Problem details: Repeat the lines that follow, leaving nothing out.

Dataset extract:
┄┄┄┄┄┄┄┄┄┄

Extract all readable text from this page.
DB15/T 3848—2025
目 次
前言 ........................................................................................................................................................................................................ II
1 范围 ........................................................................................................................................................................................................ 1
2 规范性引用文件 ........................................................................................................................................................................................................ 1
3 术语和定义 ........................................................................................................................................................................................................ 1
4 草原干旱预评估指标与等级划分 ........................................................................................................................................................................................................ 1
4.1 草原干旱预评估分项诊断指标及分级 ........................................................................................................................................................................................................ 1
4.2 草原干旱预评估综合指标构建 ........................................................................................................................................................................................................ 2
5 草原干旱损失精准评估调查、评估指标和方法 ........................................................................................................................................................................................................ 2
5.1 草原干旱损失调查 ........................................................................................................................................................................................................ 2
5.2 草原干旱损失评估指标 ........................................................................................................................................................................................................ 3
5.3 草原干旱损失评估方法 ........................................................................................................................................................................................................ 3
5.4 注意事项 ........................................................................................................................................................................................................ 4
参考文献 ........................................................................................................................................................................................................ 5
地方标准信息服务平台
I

┄┄┄┄┄┄┄┄┄┄

Solution:
Extract all readable text from this page.
DB15/T 3848—2025
目 次
前言 ........................................................................................................................................................................................................ II
1 范围 ........................................................................................................................................................................................................ 1
2 规范性引用文件 ........................................................................................................................................................................................................ 1
3 术语和定义 ........................................................................................................................................................................................................ 1
4 草原干旱预评估指标与等级划分 ........................................................................................................................................................................................................ 1
4.1 草原干旱预评估分项诊断指标及分级 ........................................................................................................................................................................................................ 1
4.2 草原干旱预评估综合指标构建 ........................................................................................................................................................................................................ 2
5 草原干旱损失精准评估调查、评估指标和方法 ........................................................................................................................................................................................................ 2
5.1 草原干旱损失调查 ........................................................................................................................................................................................................ 2
5.2 草原干旱损失评估指标 ........................................................................................................................................................................................................ 3
5.3 草原干旱损失评估方法 ........................................................................................................................................................................................................ 3
5.4 注意事项 ........................................................................................................................................................................................................ 4
参考文献 ........................................................................................................................................................................................................ 5
地方标准信息服务平台
I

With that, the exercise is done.